**What is expected**
Everything in the listing except the pictures should be written out exactly.

Stored data entries

####

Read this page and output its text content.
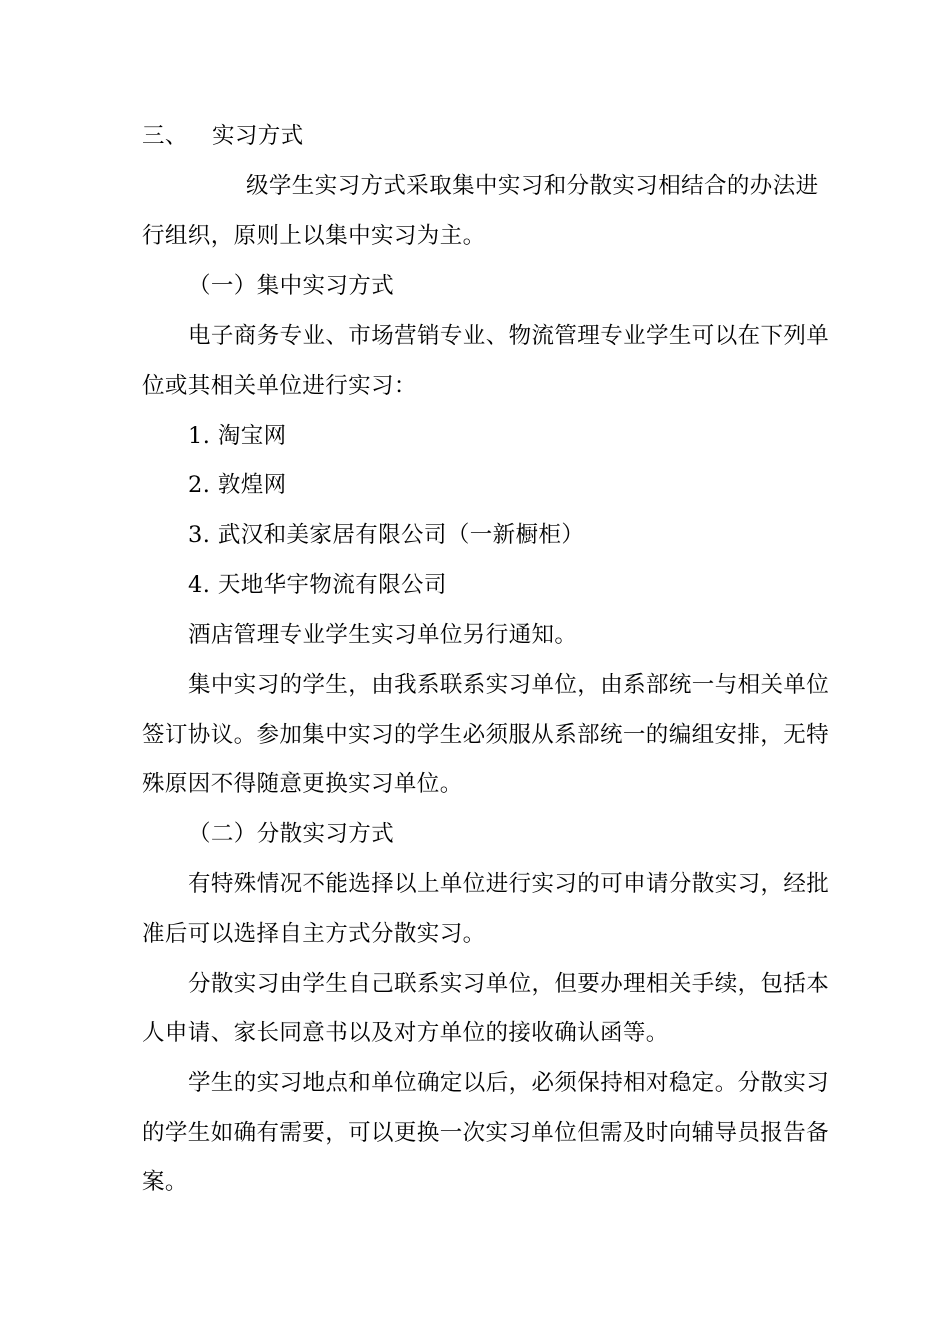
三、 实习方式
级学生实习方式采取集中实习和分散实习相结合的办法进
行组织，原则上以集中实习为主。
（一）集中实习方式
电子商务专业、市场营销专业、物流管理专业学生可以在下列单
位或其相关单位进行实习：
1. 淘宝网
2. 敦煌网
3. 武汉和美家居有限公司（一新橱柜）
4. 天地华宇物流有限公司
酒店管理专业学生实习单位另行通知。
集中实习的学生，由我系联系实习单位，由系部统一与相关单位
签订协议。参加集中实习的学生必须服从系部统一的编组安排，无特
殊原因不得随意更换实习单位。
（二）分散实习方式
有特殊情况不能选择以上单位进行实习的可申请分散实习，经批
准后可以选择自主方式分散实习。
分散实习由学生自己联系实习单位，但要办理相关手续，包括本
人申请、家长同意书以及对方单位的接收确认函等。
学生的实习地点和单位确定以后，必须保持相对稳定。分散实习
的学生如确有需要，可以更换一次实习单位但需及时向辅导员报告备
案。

####

**Response**
Read this page and output its text content.
三、 实习方式
级学生实习方式采取集中实习和分散实习相结合的办法进
行组织，原则上以集中实习为主。
（一）集中实习方式
电子商务专业、市场营销专业、物流管理专业学生可以在下列单
位或其相关单位进行实习：
1. 淘宝网
2. 敦煌网
3. 武汉和美家居有限公司（一新橱柜）
4. 天地华宇物流有限公司
酒店管理专业学生实习单位另行通知。
集中实习的学生，由我系联系实习单位，由系部统一与相关单位
签订协议。参加集中实习的学生必须服从系部统一的编组安排，无特
殊原因不得随意更换实习单位。
（二）分散实习方式
有特殊情况不能选择以上单位进行实习的可申请分散实习，经批
准后可以选择自主方式分散实习。
分散实习由学生自己联系实习单位，但要办理相关手续，包括本
人申请、家长同意书以及对方单位的接收确认函等。
学生的实习地点和单位确定以后，必须保持相对稳定。分散实习
的学生如确有需要，可以更换一次实习单位但需及时向辅导员报告备
案。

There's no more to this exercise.